EXTRACTED RECORDS:
* start *

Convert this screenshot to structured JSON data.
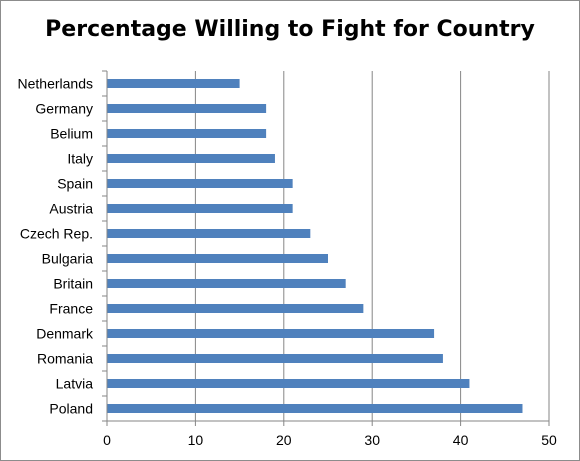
{
  "chart_data": {
    "type": "bar",
    "orientation": "horizontal",
    "title": "Percentage Willing to Fight for Country",
    "xlabel": "",
    "ylabel": "",
    "categories": [
      "Netherlands",
      "Germany",
      "Belium",
      "Italy",
      "Spain",
      "Austria",
      "Czech Rep.",
      "Bulgaria",
      "Britain",
      "France",
      "Denmark",
      "Romania",
      "Latvia",
      "Poland"
    ],
    "values": [
      15,
      18,
      18,
      19,
      21,
      21,
      23,
      25,
      27,
      29,
      37,
      38,
      41,
      47
    ],
    "xlim": [
      0,
      50
    ],
    "xticks": [
      0,
      10,
      20,
      30,
      40,
      50
    ],
    "grid": "vertical",
    "legend": "none",
    "bar_color": "#4f81bd"
  }
}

* end *

SHORT PROBLEM: Leave out the pictures and copy every record above exactly.

RESULT OF THE TASK:
Convert this screenshot to structured JSON data.
{
  "chart_data": {
    "type": "bar",
    "orientation": "horizontal",
    "title": "Percentage Willing to Fight for Country",
    "xlabel": "",
    "ylabel": "",
    "categories": [
      "Netherlands",
      "Germany",
      "Belium",
      "Italy",
      "Spain",
      "Austria",
      "Czech Rep.",
      "Bulgaria",
      "Britain",
      "France",
      "Denmark",
      "Romania",
      "Latvia",
      "Poland"
    ],
    "values": [
      15,
      18,
      18,
      19,
      21,
      21,
      23,
      25,
      27,
      29,
      37,
      38,
      41,
      47
    ],
    "xlim": [
      0,
      50
    ],
    "xticks": [
      0,
      10,
      20,
      30,
      40,
      50
    ],
    "grid": "vertical",
    "legend": "none",
    "bar_color": "#4f81bd"
  }
}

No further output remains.